-- start Dataset extract --
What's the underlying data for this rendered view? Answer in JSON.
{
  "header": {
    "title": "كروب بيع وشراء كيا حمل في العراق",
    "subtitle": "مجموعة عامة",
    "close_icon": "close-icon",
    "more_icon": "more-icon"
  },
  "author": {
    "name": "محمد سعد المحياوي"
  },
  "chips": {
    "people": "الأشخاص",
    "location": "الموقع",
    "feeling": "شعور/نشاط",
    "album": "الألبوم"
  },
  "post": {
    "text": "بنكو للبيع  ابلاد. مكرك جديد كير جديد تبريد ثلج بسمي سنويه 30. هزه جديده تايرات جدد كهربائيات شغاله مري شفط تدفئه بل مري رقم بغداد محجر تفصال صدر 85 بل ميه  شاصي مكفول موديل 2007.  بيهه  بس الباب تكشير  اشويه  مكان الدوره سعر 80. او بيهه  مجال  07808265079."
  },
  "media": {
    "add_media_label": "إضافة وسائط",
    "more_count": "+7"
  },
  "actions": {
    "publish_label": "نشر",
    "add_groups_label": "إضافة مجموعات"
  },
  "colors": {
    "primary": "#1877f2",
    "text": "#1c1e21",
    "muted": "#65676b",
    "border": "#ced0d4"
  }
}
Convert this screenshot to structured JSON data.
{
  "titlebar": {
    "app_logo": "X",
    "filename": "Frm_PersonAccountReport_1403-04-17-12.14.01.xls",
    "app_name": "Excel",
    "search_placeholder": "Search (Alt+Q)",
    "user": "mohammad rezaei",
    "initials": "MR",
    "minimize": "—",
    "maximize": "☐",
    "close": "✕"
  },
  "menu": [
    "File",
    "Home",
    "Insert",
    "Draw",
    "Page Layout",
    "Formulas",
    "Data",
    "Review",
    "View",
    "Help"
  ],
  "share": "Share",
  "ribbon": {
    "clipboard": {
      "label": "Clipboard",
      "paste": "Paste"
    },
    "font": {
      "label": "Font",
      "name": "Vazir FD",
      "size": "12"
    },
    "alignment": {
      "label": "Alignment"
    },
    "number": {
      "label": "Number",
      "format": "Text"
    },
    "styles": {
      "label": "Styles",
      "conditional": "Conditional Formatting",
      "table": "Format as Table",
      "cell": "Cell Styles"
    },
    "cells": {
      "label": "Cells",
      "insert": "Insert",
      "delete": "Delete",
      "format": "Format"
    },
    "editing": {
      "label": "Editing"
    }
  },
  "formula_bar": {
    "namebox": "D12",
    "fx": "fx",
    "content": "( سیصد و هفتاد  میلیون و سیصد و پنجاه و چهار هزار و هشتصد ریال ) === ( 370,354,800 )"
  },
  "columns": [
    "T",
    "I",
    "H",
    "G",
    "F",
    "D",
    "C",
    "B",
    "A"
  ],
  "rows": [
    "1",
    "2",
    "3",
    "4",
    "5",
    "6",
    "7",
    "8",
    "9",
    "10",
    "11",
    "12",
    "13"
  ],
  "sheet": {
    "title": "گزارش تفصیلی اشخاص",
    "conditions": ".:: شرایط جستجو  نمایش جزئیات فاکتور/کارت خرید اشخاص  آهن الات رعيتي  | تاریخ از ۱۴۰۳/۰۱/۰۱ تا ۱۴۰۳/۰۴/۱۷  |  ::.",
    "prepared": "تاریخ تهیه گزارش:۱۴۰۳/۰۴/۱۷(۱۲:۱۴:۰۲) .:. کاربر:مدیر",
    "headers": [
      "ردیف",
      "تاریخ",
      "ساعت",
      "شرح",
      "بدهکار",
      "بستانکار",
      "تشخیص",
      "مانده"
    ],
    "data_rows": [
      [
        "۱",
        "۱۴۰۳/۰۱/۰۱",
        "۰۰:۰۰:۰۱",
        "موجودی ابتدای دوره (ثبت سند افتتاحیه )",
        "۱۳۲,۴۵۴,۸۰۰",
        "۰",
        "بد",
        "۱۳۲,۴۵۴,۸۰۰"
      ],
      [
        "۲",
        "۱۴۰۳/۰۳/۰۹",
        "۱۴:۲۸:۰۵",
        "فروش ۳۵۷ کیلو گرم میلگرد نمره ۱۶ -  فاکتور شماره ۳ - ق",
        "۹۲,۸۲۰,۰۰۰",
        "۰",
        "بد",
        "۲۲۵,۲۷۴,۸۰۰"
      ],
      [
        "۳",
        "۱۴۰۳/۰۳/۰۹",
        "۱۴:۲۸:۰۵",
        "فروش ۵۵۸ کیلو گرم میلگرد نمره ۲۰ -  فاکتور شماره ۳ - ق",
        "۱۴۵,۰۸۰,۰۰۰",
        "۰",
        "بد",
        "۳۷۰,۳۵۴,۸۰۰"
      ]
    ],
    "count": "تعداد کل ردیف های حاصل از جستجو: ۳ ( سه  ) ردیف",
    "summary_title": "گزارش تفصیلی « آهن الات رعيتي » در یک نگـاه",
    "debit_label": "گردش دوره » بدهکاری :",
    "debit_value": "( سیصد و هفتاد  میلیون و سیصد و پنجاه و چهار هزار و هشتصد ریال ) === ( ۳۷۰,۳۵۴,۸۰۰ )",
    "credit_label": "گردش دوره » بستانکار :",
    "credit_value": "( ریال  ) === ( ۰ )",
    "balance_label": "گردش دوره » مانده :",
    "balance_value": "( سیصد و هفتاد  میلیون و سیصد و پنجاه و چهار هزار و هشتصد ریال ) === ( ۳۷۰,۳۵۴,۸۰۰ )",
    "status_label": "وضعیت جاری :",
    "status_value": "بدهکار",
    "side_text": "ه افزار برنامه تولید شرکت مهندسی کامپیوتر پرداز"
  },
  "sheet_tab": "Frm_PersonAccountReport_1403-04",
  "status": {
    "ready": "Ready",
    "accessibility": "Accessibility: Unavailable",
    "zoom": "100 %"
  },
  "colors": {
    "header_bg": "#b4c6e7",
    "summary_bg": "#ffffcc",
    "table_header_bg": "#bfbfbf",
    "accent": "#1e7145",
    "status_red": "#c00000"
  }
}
-- end Dataset extract --
* **Requirement**: Make an exact copy of all the data.

* **Response below**:
What's the underlying data for this rendered view? Answer in JSON.
{
  "header": {
    "title": "كروب بيع وشراء كيا حمل في العراق",
    "subtitle": "مجموعة عامة",
    "close_icon": "close-icon",
    "more_icon": "more-icon"
  },
  "author": {
    "name": "محمد سعد المحياوي"
  },
  "chips": {
    "people": "الأشخاص",
    "location": "الموقع",
    "feeling": "شعور/نشاط",
    "album": "الألبوم"
  },
  "post": {
    "text": "بنكو للبيع  ابلاد. مكرك جديد كير جديد تبريد ثلج بسمي سنويه 30. هزه جديده تايرات جدد كهربائيات شغاله مري شفط تدفئه بل مري رقم بغداد محجر تفصال صدر 85 بل ميه  شاصي مكفول موديل 2007.  بيهه  بس الباب تكشير  اشويه  مكان الدوره سعر 80. او بيهه  مجال  07808265079."
  },
  "media": {
    "add_media_label": "إضافة وسائط",
    "more_count": "+7"
  },
  "actions": {
    "publish_label": "نشر",
    "add_groups_label": "إضافة مجموعات"
  },
  "colors": {
    "primary": "#1877f2",
    "text": "#1c1e21",
    "muted": "#65676b",
    "border": "#ced0d4"
  }
}
Convert this screenshot to structured JSON data.
{
  "titlebar": {
    "app_logo": "X",
    "filename": "Frm_PersonAccountReport_1403-04-17-12.14.01.xls",
    "app_name": "Excel",
    "search_placeholder": "Search (Alt+Q)",
    "user": "mohammad rezaei",
    "initials": "MR",
    "minimize": "—",
    "maximize": "☐",
    "close": "✕"
  },
  "menu": [
    "File",
    "Home",
    "Insert",
    "Draw",
    "Page Layout",
    "Formulas",
    "Data",
    "Review",
    "View",
    "Help"
  ],
  "share": "Share",
  "ribbon": {
    "clipboard": {
      "label": "Clipboard",
      "paste": "Paste"
    },
    "font": {
      "label": "Font",
      "name": "Vazir FD",
      "size": "12"
    },
    "alignment": {
      "label": "Alignment"
    },
    "number": {
      "label": "Number",
      "format": "Text"
    },
    "styles": {
      "label": "Styles",
      "conditional": "Conditional Formatting",
      "table": "Format as Table",
      "cell": "Cell Styles"
    },
    "cells": {
      "label": "Cells",
      "insert": "Insert",
      "delete": "Delete",
      "format": "Format"
    },
    "editing": {
      "label": "Editing"
    }
  },
  "formula_bar": {
    "namebox": "D12",
    "fx": "fx",
    "content": "( سیصد و هفتاد  میلیون و سیصد و پنجاه و چهار هزار و هشتصد ریال ) === ( 370,354,800 )"
  },
  "columns": [
    "T",
    "I",
    "H",
    "G",
    "F",
    "D",
    "C",
    "B",
    "A"
  ],
  "rows": [
    "1",
    "2",
    "3",
    "4",
    "5",
    "6",
    "7",
    "8",
    "9",
    "10",
    "11",
    "12",
    "13"
  ],
  "sheet": {
    "title": "گزارش تفصیلی اشخاص",
    "conditions": ".:: شرایط جستجو  نمایش جزئیات فاکتور/کارت خرید اشخاص  آهن الات رعيتي  | تاریخ از ۱۴۰۳/۰۱/۰۱ تا ۱۴۰۳/۰۴/۱۷  |  ::.",
    "prepared": "تاریخ تهیه گزارش:۱۴۰۳/۰۴/۱۷(۱۲:۱۴:۰۲) .:. کاربر:مدیر",
    "headers": [
      "ردیف",
      "تاریخ",
      "ساعت",
      "شرح",
      "بدهکار",
      "بستانکار",
      "تشخیص",
      "مانده"
    ],
    "data_rows": [
      [
        "۱",
        "۱۴۰۳/۰۱/۰۱",
        "۰۰:۰۰:۰۱",
        "موجودی ابتدای دوره (ثبت سند افتتاحیه )",
        "۱۳۲,۴۵۴,۸۰۰",
        "۰",
        "بد",
        "۱۳۲,۴۵۴,۸۰۰"
      ],
      [
        "۲",
        "۱۴۰۳/۰۳/۰۹",
        "۱۴:۲۸:۰۵",
        "فروش ۳۵۷ کیلو گرم میلگرد نمره ۱۶ -  فاکتور شماره ۳ - ق",
        "۹۲,۸۲۰,۰۰۰",
        "۰",
        "بد",
        "۲۲۵,۲۷۴,۸۰۰"
      ],
      [
        "۳",
        "۱۴۰۳/۰۳/۰۹",
        "۱۴:۲۸:۰۵",
        "فروش ۵۵۸ کیلو گرم میلگرد نمره ۲۰ -  فاکتور شماره ۳ - ق",
        "۱۴۵,۰۸۰,۰۰۰",
        "۰",
        "بد",
        "۳۷۰,۳۵۴,۸۰۰"
      ]
    ],
    "count": "تعداد کل ردیف های حاصل از جستجو: ۳ ( سه  ) ردیف",
    "summary_title": "گزارش تفصیلی « آهن الات رعيتي » در یک نگـاه",
    "debit_label": "گردش دوره » بدهکاری :",
    "debit_value": "( سیصد و هفتاد  میلیون و سیصد و پنجاه و چهار هزار و هشتصد ریال ) === ( ۳۷۰,۳۵۴,۸۰۰ )",
    "credit_label": "گردش دوره » بستانکار :",
    "credit_value": "( ریال  ) === ( ۰ )",
    "balance_label": "گردش دوره » مانده :",
    "balance_value": "( سیصد و هفتاد  میلیون و سیصد و پنجاه و چهار هزار و هشتصد ریال ) === ( ۳۷۰,۳۵۴,۸۰۰ )",
    "status_label": "وضعیت جاری :",
    "status_value": "بدهکار",
    "side_text": "ه افزار برنامه تولید شرکت مهندسی کامپیوتر پرداز"
  },
  "sheet_tab": "Frm_PersonAccountReport_1403-04",
  "status": {
    "ready": "Ready",
    "accessibility": "Accessibility: Unavailable",
    "zoom": "100 %"
  },
  "colors": {
    "header_bg": "#b4c6e7",
    "summary_bg": "#ffffcc",
    "table_header_bg": "#bfbfbf",
    "accent": "#1e7145",
    "status_red": "#c00000"
  }
}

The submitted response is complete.